(Items from a dataset)
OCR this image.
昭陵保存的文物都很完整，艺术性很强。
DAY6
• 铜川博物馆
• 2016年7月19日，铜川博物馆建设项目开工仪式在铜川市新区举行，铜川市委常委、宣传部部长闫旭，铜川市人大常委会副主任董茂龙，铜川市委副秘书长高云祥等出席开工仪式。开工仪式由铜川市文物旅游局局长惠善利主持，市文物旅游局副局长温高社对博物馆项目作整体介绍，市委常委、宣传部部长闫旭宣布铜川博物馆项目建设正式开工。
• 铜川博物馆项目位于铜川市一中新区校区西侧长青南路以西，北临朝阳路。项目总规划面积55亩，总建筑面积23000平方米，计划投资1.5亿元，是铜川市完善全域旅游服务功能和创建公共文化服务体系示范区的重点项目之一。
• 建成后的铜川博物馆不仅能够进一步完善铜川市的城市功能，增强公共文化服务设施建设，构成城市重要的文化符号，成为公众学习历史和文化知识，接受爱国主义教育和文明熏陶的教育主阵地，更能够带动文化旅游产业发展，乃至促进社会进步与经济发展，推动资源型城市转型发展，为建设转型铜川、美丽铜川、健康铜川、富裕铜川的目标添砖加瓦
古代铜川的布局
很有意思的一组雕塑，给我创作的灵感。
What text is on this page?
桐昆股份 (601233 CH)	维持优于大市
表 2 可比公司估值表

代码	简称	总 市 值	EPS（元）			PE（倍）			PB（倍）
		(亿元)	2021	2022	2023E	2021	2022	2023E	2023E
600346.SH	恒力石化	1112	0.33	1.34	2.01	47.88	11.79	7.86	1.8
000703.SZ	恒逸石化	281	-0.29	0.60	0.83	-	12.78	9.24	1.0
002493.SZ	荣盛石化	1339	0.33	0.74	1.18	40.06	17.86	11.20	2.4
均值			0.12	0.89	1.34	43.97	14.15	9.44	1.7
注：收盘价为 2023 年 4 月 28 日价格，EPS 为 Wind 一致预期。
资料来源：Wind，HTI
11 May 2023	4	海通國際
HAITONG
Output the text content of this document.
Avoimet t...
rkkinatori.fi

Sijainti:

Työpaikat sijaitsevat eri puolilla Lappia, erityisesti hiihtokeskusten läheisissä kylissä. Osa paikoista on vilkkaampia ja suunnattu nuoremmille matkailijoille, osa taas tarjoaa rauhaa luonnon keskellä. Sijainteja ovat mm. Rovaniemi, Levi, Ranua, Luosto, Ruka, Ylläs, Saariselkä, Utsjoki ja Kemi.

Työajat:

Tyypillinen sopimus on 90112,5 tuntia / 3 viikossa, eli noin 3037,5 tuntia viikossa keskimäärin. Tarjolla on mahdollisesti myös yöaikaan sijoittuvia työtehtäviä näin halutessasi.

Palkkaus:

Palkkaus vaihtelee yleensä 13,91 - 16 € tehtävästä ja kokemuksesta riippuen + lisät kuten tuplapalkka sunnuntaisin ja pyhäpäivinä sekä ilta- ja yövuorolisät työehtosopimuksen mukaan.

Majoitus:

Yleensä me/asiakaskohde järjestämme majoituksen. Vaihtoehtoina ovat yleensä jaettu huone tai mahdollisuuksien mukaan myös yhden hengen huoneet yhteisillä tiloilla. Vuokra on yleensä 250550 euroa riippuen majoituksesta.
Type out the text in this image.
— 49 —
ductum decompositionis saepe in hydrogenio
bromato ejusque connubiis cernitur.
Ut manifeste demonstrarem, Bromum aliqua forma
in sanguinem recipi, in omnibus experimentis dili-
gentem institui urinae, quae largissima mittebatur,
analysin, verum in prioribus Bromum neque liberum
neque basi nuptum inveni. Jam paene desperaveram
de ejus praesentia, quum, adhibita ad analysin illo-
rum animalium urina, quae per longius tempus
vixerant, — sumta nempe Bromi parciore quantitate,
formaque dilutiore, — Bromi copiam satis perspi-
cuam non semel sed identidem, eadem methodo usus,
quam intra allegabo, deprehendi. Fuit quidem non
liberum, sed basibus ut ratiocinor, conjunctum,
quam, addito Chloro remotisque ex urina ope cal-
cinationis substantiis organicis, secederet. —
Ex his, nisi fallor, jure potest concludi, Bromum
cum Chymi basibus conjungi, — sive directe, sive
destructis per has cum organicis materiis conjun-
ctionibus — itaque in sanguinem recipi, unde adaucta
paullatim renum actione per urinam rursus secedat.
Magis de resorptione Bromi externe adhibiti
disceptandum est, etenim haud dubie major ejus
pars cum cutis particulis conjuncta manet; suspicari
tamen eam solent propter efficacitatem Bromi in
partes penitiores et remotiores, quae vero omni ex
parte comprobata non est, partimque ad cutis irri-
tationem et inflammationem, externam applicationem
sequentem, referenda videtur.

* **Exercise objective**
Show every line from the listing above in which the string "Wind" appears.

* **Result for this task**
注：收盘价为 2023 年 4 月 28 日价格，EPS 为 Wind 一致预期。
资料来源：Wind，HTI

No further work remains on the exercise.